◆ Problem ◆
Go through the listing beneath this task and return every line that carries the string "Ganska".

◆ Material provided ◆
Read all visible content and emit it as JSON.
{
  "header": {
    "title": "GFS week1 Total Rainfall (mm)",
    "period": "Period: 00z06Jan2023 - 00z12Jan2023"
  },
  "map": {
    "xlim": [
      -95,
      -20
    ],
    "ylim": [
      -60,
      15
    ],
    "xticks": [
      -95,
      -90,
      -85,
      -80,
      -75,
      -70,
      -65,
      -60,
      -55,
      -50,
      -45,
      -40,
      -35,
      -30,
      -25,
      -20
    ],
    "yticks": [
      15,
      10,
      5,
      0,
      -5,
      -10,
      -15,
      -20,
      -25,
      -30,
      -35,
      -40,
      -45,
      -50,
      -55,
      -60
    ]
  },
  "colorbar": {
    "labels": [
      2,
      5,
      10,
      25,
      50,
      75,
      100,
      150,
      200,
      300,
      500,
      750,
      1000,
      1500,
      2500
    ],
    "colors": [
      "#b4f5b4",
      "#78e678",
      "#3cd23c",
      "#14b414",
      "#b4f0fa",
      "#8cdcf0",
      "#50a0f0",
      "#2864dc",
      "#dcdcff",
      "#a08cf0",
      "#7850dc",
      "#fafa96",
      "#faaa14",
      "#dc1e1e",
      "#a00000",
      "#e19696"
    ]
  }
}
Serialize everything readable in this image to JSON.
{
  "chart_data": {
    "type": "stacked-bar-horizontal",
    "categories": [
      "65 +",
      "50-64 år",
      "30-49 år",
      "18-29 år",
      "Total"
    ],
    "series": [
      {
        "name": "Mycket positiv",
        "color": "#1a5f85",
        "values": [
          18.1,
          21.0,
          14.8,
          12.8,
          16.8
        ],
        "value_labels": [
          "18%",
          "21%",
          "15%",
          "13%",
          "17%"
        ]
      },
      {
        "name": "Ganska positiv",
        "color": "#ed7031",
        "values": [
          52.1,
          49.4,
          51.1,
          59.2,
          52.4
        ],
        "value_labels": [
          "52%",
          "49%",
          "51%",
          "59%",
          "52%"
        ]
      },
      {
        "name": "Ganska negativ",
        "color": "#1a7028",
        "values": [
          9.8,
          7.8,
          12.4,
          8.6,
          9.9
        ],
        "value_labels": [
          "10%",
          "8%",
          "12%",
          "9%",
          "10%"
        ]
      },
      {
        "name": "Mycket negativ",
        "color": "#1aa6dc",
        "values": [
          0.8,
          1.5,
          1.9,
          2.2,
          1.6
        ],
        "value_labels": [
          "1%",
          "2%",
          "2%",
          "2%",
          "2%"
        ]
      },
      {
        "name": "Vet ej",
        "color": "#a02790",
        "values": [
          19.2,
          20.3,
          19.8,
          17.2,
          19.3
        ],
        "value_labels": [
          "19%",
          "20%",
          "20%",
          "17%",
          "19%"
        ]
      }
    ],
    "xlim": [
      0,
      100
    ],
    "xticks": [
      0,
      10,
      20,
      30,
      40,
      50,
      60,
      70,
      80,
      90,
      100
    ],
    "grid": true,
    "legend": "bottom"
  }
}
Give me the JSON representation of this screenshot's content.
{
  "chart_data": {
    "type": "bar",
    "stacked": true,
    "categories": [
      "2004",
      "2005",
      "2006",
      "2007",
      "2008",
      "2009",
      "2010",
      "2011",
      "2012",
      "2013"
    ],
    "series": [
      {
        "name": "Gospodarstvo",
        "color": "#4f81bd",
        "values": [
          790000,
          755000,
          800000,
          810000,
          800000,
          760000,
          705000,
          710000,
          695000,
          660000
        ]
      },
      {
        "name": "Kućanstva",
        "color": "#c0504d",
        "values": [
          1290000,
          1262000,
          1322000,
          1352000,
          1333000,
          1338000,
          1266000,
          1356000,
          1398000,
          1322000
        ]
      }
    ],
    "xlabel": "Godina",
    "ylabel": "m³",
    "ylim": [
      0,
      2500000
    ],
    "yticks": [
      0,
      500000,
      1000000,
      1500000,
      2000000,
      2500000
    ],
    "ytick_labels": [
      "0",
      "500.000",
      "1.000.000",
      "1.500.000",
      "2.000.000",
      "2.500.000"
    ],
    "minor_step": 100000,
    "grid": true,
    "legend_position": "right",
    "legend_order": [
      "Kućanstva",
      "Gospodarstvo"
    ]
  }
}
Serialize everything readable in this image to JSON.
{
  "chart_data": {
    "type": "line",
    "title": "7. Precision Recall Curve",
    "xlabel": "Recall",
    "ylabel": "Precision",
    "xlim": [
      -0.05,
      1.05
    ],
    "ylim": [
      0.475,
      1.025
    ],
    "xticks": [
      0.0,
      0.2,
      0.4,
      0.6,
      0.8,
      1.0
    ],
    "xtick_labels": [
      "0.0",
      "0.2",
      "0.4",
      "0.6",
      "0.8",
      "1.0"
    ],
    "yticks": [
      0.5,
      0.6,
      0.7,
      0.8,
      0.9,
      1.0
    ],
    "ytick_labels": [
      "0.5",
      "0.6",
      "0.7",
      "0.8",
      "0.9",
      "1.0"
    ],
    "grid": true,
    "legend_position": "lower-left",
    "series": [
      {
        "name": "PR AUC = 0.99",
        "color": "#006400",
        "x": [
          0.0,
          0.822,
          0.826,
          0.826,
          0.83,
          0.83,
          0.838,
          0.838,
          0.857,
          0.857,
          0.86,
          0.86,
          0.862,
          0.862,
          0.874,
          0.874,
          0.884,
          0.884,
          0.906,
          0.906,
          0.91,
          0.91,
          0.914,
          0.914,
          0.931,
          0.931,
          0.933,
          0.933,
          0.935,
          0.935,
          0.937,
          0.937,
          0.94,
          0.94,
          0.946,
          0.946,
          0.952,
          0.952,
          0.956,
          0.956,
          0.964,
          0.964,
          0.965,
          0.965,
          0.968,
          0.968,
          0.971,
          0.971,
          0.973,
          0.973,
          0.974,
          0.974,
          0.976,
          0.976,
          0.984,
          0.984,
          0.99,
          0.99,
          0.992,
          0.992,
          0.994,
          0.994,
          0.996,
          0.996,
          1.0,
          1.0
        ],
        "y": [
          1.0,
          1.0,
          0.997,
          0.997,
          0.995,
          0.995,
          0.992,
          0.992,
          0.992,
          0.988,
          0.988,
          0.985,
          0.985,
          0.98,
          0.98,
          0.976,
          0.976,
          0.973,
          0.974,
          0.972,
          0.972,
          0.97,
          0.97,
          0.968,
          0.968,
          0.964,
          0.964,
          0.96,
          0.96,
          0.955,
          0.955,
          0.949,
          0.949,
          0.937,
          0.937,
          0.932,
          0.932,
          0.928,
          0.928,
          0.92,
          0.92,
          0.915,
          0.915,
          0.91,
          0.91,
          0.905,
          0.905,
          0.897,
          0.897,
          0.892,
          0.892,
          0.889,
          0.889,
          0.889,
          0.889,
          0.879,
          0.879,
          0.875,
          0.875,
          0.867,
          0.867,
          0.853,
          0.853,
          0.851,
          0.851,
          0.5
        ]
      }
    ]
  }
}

◆ Solution ◆
        "name": "Ganska positiv",
        "name": "Ganska negativ",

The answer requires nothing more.